------ Records for the exercise
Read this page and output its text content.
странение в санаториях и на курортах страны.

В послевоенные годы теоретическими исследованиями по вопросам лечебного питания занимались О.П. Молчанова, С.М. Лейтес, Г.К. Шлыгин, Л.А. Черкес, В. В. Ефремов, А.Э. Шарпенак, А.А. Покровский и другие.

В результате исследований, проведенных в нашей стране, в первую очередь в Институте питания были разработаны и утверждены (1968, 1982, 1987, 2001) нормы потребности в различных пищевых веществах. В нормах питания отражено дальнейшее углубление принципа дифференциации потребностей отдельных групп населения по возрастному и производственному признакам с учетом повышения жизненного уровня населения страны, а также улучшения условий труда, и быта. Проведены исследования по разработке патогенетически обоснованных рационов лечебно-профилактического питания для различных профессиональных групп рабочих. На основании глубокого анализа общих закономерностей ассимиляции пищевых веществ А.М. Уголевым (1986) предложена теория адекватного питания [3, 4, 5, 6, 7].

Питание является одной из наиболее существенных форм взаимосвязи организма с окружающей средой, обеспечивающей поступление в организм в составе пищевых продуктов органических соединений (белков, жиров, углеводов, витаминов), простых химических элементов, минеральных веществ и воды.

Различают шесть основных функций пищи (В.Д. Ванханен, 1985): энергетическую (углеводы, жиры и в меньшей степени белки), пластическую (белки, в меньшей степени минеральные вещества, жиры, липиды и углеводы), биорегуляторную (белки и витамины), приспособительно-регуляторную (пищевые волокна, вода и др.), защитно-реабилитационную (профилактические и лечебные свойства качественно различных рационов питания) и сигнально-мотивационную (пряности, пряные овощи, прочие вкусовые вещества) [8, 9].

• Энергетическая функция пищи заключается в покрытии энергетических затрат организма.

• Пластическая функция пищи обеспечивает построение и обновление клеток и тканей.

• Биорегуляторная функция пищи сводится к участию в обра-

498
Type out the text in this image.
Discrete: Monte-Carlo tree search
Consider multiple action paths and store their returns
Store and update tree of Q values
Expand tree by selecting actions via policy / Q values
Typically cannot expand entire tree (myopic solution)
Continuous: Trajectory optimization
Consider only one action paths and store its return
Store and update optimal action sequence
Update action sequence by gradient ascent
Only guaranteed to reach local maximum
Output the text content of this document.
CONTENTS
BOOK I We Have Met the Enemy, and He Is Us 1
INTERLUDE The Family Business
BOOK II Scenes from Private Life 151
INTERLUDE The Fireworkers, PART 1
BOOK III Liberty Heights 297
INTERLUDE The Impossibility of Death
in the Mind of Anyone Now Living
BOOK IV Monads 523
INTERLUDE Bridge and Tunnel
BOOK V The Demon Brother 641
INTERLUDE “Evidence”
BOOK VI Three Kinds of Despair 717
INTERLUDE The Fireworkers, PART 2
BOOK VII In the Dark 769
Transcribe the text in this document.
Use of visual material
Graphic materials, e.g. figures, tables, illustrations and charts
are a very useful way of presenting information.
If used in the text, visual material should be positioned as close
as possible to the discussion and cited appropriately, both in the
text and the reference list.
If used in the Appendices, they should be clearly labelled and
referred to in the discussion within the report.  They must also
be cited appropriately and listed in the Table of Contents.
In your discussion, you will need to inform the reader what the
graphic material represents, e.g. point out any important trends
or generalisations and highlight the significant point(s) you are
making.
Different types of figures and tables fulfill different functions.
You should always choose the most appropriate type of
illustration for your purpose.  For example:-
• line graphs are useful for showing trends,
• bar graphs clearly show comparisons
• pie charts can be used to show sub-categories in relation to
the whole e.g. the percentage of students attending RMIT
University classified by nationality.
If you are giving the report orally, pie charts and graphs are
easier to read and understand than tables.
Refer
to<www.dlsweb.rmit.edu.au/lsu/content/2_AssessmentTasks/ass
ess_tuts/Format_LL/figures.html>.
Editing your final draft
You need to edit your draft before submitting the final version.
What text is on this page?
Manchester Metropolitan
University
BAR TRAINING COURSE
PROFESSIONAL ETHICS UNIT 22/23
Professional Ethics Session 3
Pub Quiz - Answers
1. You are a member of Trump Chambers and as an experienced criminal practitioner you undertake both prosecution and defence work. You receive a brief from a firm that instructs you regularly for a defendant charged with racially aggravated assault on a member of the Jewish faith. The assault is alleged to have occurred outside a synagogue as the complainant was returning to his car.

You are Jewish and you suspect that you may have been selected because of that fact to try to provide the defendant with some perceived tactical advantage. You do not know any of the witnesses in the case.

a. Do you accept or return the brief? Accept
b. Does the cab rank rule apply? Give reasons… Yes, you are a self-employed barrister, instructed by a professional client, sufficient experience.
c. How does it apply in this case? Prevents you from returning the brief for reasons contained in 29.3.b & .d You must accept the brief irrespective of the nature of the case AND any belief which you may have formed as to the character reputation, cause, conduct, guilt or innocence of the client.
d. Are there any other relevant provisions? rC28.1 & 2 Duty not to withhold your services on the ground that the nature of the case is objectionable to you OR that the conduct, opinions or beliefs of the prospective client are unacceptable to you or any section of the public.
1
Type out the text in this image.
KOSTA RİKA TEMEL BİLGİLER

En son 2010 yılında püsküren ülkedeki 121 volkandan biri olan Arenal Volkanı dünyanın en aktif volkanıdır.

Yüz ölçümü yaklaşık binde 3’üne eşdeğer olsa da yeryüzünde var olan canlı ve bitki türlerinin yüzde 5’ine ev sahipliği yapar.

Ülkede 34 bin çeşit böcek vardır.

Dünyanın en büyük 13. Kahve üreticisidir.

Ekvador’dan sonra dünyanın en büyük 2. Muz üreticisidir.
------------
Job
Filter the records above for lines containing the word "this", and copy those lines.

Response to the task
Read this page and output its text content.
Type out the text in this image.
Output the text content of this document.
Transcribe the text in this document.
What text is on this page?
c. How does it apply in this case? Prevents you from returning the brief for reasons contained in 29.3.b & .d You must accept the brief irrespective of the nature of the case AND any belief which you may have formed as to the character reputation, cause, conduct, guilt or innocence of the client.
Type out the text in this image.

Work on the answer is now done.